Records from a data collection:
▬▬▬▬▬▬

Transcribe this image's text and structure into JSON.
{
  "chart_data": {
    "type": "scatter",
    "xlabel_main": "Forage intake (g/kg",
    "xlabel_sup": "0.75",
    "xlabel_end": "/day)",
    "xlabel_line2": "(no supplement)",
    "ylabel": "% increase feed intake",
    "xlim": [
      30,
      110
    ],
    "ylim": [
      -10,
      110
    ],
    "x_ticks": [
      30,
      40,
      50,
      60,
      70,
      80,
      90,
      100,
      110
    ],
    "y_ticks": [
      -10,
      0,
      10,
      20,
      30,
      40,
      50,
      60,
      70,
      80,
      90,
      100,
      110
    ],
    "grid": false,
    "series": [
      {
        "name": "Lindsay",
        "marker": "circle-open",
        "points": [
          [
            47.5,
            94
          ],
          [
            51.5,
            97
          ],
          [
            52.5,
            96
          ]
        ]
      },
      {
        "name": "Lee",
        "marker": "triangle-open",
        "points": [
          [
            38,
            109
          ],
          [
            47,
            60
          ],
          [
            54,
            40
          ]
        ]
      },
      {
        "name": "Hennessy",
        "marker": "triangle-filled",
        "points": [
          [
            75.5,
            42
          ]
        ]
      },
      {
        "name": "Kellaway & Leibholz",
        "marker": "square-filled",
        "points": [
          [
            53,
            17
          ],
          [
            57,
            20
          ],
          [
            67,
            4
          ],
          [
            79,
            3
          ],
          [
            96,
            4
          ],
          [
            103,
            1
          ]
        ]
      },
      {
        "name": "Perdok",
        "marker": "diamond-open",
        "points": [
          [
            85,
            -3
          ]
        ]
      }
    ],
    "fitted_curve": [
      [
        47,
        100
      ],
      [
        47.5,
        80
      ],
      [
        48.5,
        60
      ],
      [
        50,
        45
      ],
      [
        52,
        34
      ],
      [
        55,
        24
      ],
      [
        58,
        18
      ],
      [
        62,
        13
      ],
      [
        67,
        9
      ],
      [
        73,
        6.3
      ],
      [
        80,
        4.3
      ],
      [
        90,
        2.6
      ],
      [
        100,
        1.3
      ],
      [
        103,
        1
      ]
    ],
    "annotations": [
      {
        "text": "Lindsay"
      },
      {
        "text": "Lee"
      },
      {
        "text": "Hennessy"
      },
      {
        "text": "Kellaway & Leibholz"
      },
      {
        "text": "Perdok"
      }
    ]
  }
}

▬▬▬▬▬▬

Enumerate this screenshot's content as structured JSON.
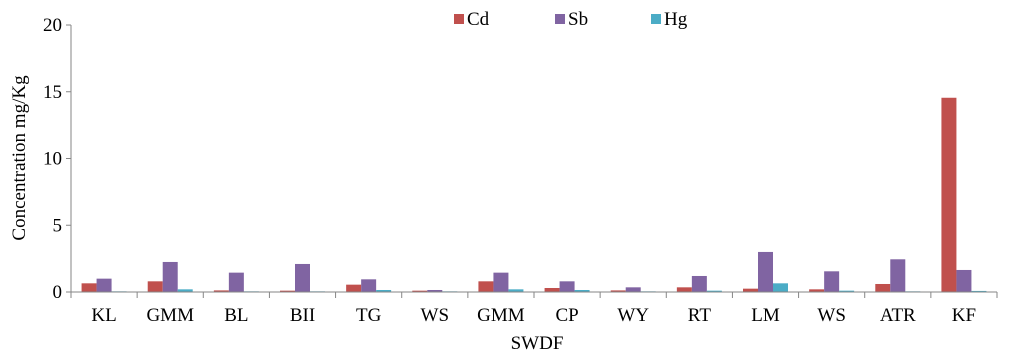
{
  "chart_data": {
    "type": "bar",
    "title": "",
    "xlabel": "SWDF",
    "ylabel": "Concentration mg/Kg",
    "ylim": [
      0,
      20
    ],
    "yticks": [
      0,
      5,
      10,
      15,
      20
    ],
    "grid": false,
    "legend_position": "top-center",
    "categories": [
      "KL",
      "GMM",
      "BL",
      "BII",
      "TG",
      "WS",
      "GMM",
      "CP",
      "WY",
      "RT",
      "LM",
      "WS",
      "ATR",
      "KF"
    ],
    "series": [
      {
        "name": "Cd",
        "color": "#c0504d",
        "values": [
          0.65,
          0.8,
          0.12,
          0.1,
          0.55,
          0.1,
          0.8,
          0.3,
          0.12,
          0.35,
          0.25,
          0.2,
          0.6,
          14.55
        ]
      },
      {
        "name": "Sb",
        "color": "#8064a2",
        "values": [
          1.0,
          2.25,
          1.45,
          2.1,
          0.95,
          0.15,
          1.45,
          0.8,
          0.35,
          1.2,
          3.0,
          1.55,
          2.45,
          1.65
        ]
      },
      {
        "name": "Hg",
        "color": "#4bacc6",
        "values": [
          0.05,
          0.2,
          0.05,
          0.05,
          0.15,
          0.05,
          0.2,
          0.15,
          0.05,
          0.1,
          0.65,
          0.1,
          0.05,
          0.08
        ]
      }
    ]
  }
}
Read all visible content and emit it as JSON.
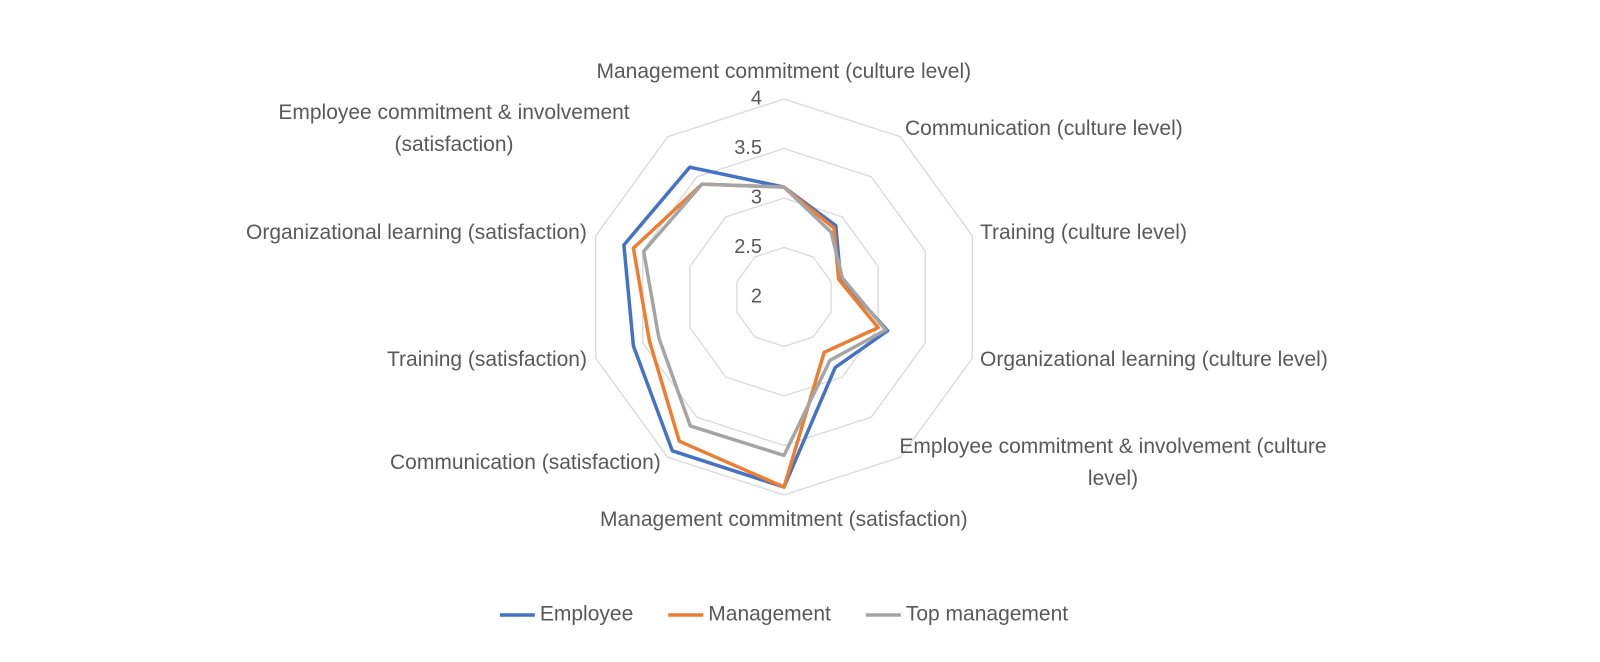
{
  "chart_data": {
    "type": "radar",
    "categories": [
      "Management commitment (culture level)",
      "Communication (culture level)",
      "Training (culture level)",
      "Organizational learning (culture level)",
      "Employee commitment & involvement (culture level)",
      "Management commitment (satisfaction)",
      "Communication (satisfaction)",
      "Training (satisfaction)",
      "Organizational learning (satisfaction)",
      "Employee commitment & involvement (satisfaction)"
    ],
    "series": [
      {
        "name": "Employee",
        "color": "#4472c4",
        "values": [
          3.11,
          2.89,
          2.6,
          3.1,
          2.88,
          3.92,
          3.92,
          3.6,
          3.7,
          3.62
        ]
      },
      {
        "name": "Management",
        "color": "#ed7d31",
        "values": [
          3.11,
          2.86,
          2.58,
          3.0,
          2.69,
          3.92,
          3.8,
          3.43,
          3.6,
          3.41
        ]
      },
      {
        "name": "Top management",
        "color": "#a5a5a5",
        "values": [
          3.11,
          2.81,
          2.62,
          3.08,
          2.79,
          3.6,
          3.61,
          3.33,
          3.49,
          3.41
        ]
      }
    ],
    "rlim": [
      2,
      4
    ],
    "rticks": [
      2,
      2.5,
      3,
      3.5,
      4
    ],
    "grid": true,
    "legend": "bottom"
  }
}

▬▬▬▬▬▬

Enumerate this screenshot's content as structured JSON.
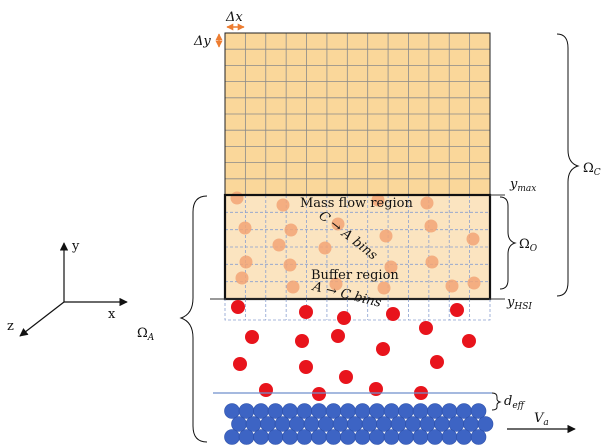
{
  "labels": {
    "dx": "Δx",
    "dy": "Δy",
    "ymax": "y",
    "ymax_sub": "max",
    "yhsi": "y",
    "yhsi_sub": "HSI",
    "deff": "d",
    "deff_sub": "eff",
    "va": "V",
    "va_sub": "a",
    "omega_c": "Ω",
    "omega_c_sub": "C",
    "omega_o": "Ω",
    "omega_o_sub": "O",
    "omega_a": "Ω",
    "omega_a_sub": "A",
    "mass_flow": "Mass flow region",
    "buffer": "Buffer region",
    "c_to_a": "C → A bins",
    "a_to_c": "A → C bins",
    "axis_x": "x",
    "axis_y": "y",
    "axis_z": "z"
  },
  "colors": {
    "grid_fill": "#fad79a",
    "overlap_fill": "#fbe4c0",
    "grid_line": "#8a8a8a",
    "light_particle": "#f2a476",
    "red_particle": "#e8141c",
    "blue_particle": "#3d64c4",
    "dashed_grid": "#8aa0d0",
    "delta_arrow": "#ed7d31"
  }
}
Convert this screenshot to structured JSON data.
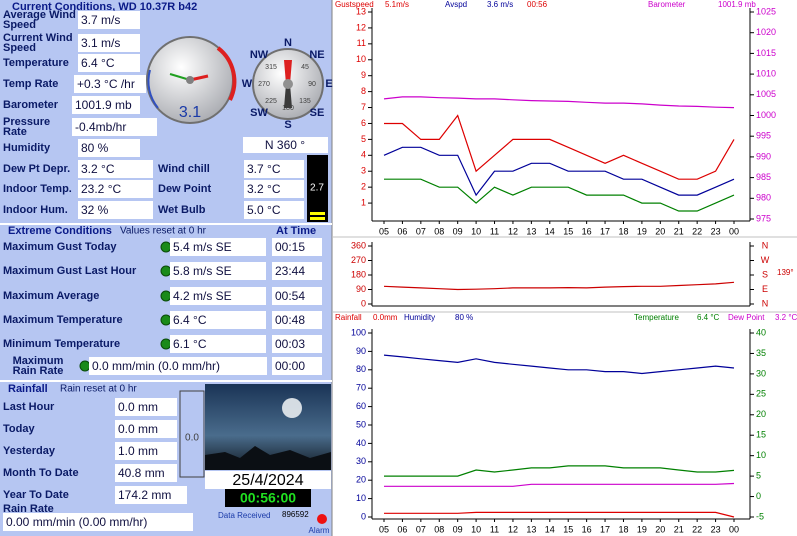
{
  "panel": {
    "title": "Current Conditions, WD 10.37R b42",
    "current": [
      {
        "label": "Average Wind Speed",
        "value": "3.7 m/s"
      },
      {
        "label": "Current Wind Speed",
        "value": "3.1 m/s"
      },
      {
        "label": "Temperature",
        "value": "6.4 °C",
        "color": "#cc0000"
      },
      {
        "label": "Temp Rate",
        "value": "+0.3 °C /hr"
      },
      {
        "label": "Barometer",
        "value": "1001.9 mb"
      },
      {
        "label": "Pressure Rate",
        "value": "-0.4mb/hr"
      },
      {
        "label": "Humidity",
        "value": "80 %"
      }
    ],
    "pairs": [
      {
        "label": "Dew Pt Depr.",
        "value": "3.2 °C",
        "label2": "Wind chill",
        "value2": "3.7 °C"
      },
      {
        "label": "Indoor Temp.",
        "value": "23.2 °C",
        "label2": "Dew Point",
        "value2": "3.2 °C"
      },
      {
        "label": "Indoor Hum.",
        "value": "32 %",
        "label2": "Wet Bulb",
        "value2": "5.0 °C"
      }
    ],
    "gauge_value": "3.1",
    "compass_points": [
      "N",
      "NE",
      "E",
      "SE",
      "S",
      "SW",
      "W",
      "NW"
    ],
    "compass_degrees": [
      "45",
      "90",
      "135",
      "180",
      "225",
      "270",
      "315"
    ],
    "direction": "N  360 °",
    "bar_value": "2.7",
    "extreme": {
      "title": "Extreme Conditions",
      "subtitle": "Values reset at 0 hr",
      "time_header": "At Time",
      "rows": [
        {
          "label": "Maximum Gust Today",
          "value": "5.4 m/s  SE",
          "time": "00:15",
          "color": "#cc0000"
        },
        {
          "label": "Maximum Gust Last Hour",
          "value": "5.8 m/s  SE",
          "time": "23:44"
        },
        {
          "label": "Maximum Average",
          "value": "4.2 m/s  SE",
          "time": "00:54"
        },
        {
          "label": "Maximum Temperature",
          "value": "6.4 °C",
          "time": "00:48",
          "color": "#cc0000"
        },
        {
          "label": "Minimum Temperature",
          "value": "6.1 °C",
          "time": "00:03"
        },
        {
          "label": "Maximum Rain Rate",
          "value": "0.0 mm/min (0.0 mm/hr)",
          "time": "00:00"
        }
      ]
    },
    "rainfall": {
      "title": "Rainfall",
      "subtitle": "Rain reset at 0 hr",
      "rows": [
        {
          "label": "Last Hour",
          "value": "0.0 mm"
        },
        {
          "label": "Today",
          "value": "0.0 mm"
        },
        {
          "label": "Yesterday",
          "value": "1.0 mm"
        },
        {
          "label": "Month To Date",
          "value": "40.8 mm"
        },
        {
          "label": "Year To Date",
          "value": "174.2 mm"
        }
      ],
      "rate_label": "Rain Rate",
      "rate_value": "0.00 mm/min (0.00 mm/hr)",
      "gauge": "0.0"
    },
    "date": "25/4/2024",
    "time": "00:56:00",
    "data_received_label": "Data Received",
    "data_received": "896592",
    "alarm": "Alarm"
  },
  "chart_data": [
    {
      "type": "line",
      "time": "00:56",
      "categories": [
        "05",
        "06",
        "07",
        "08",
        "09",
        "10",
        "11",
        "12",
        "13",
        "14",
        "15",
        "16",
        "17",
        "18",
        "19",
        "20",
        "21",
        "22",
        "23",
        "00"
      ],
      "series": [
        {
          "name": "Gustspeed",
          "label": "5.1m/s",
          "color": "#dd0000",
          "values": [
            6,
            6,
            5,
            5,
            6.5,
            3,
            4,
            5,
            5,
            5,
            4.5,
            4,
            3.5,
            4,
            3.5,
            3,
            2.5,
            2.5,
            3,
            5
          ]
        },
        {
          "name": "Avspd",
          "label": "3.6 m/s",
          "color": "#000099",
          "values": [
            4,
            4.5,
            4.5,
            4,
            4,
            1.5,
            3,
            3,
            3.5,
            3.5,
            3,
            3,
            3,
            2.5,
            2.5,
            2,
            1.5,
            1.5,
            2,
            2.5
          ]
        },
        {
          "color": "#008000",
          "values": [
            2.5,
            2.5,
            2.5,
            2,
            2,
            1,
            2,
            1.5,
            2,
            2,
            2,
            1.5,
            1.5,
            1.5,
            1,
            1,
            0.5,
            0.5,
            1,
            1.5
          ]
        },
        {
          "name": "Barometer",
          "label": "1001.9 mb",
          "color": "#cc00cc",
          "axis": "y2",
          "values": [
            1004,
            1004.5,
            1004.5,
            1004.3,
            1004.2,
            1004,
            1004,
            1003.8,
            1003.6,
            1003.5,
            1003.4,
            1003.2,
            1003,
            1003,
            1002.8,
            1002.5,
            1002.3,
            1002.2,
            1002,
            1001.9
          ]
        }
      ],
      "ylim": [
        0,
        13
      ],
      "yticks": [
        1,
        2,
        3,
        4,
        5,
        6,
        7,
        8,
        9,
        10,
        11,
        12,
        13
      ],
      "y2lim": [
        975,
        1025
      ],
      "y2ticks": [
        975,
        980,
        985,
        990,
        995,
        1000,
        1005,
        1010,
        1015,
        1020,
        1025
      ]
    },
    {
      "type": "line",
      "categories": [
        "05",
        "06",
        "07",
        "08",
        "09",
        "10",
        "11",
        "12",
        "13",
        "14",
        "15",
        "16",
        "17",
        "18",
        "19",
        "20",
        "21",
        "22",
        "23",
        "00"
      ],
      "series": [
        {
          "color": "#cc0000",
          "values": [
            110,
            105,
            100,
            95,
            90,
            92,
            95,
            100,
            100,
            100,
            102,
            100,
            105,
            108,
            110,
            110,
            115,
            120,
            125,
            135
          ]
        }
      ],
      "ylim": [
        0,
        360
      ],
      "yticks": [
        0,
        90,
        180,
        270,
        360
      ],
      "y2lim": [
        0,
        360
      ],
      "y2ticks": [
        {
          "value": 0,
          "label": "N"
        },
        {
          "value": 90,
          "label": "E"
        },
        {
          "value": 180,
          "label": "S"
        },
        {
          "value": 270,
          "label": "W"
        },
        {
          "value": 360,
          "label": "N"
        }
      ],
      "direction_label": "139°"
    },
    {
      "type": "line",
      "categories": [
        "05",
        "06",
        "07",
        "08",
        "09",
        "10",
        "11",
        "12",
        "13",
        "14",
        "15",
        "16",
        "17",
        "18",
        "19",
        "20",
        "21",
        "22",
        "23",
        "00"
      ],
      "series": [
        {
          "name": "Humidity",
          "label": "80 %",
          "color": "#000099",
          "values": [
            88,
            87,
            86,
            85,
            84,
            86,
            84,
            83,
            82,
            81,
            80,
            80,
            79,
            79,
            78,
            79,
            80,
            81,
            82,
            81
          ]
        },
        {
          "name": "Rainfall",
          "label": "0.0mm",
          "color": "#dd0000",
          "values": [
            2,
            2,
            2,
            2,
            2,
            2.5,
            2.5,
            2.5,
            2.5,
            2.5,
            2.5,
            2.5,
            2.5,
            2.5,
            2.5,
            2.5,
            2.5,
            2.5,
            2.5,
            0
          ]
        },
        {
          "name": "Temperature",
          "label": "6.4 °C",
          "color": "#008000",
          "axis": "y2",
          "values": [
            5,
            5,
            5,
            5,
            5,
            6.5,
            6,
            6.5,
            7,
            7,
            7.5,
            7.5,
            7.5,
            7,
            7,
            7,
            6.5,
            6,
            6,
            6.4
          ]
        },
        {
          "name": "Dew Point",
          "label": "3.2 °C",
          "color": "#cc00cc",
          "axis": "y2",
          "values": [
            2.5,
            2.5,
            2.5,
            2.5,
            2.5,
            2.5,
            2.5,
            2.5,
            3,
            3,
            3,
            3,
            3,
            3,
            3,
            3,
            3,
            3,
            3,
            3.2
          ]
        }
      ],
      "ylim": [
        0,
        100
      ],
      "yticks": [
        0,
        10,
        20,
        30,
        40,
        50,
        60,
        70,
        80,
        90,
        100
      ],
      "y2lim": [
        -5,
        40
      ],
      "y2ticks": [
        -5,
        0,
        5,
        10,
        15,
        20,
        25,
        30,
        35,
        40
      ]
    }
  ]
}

▬▬▬▬▬▬

Short task:
Tally how many lines of the material contain the word "subtitle". The answer must be the number and nothing else.

Answer to the task:
2